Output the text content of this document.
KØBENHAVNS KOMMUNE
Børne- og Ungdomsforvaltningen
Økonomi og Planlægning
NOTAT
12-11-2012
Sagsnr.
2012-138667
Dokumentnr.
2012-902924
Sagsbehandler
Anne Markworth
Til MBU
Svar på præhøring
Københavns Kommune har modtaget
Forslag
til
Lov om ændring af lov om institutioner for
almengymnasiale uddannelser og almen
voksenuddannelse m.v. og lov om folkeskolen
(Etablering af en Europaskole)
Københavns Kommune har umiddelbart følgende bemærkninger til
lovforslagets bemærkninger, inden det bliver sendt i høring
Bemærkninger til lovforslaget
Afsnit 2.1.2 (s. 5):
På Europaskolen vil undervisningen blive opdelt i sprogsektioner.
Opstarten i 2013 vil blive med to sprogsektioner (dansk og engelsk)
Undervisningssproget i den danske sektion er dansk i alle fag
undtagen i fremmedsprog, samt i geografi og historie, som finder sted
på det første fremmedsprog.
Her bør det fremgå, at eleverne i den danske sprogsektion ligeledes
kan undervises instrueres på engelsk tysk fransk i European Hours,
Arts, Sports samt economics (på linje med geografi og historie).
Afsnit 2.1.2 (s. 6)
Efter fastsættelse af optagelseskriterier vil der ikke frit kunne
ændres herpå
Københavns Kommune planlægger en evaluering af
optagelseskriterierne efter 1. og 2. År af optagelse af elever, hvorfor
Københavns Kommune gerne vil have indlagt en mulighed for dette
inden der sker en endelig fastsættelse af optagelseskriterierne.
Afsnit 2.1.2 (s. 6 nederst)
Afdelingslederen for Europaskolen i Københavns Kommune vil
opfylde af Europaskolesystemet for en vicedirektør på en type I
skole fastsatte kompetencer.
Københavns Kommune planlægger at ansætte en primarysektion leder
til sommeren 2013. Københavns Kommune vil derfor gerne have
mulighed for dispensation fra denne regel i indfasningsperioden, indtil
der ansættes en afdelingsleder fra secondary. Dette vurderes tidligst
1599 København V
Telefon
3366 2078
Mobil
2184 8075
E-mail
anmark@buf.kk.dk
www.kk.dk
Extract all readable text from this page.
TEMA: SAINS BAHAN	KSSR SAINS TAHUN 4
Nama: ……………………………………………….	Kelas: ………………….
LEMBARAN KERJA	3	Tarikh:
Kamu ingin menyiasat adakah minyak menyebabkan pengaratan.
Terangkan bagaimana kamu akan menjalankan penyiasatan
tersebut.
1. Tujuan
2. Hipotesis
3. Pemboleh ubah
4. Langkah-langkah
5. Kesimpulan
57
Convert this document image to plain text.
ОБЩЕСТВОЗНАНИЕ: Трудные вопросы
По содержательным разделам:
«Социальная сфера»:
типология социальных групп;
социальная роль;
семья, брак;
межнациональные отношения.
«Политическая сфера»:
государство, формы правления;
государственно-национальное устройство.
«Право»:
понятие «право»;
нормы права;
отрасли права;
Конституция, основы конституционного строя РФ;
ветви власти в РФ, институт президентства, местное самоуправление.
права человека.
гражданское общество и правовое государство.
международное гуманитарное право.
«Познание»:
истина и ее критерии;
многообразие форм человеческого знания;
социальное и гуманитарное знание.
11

* * *

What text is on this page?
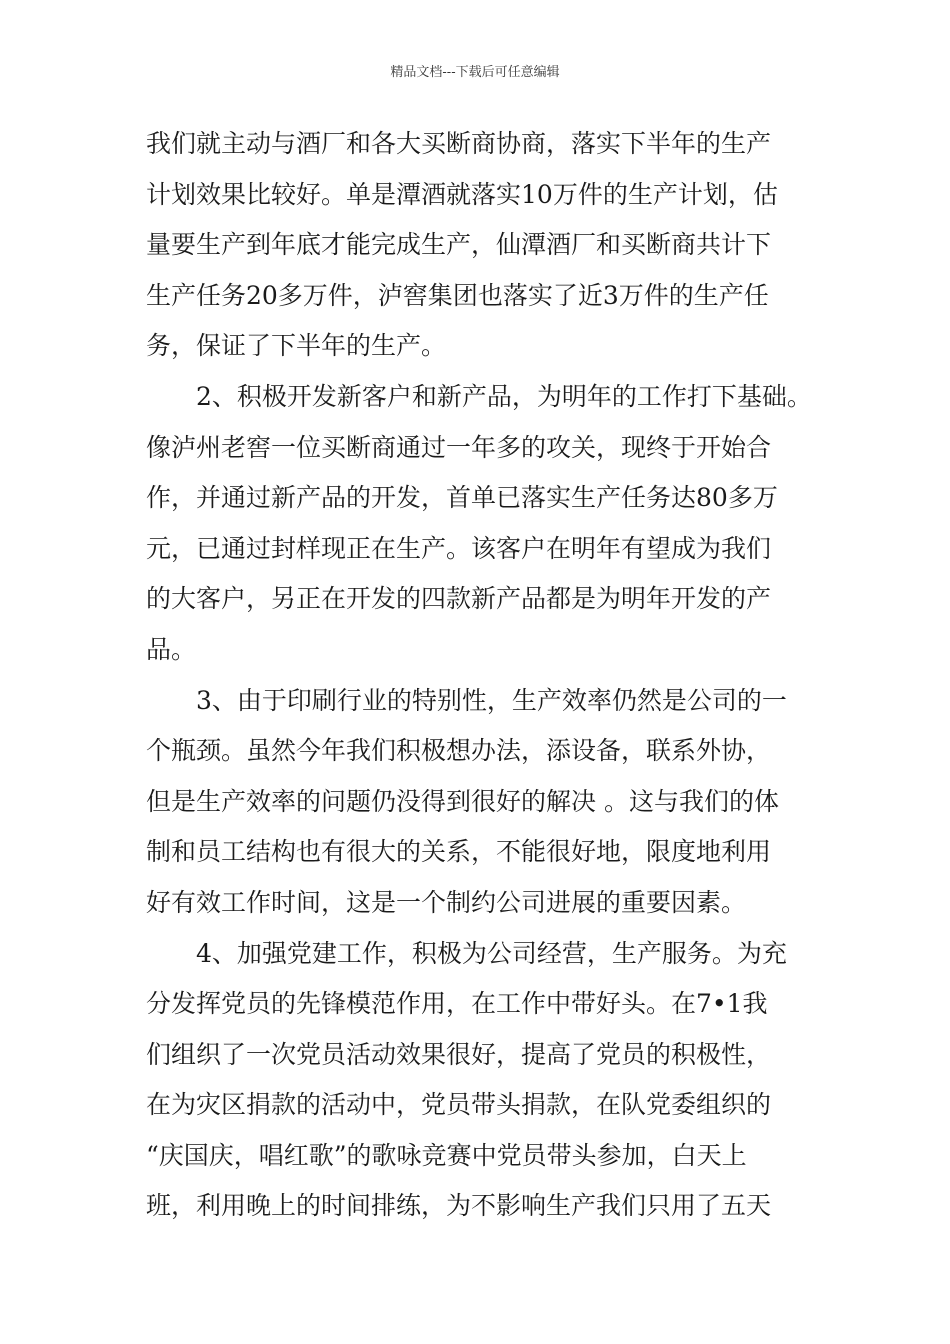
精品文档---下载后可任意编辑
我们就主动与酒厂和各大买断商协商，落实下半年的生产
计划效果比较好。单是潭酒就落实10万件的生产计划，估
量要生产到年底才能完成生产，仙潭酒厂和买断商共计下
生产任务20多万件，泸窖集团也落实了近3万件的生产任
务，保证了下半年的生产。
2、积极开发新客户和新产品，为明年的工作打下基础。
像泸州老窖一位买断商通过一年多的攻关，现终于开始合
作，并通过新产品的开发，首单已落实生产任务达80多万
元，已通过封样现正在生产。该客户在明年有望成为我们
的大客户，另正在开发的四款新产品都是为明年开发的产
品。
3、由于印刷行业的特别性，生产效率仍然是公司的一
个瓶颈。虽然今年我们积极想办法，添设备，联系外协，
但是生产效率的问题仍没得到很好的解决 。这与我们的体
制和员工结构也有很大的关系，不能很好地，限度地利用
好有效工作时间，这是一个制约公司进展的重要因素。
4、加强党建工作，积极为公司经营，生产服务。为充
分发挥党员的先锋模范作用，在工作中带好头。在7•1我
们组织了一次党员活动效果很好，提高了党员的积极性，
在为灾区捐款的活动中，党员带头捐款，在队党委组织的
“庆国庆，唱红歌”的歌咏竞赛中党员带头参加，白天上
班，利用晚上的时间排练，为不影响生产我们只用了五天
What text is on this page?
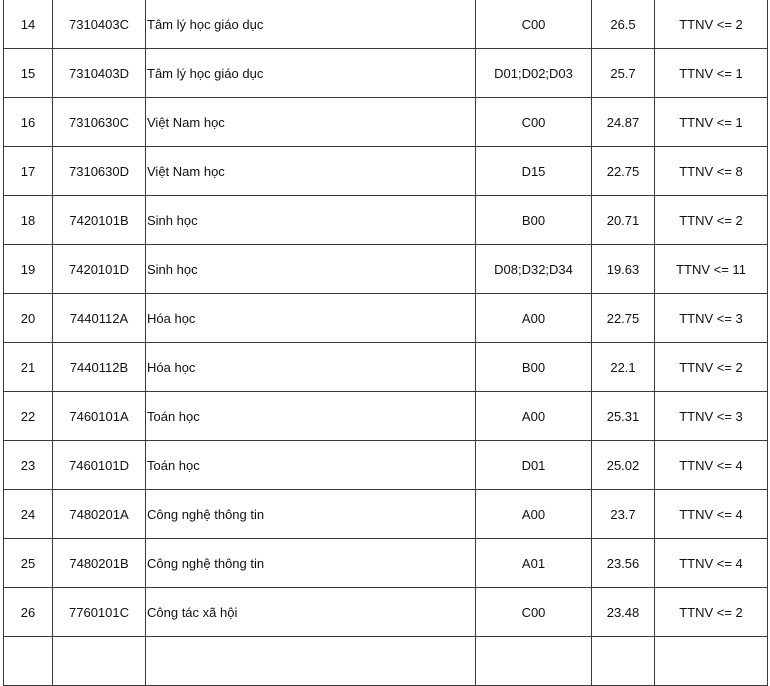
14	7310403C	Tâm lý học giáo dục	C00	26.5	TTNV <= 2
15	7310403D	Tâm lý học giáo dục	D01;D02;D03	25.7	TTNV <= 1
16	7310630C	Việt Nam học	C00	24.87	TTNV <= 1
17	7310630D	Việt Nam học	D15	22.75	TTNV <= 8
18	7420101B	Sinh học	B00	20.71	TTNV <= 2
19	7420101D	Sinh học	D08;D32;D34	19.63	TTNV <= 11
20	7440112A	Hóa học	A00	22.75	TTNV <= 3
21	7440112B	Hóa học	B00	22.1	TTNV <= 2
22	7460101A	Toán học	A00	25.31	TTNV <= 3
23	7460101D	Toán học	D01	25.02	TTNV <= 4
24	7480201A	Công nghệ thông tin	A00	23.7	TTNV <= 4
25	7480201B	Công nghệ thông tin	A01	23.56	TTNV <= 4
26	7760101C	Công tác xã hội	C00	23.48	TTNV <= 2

What the exercise asks. Count every line in the preceding entries where the string "document" appears, then state only the total.

Final result. 2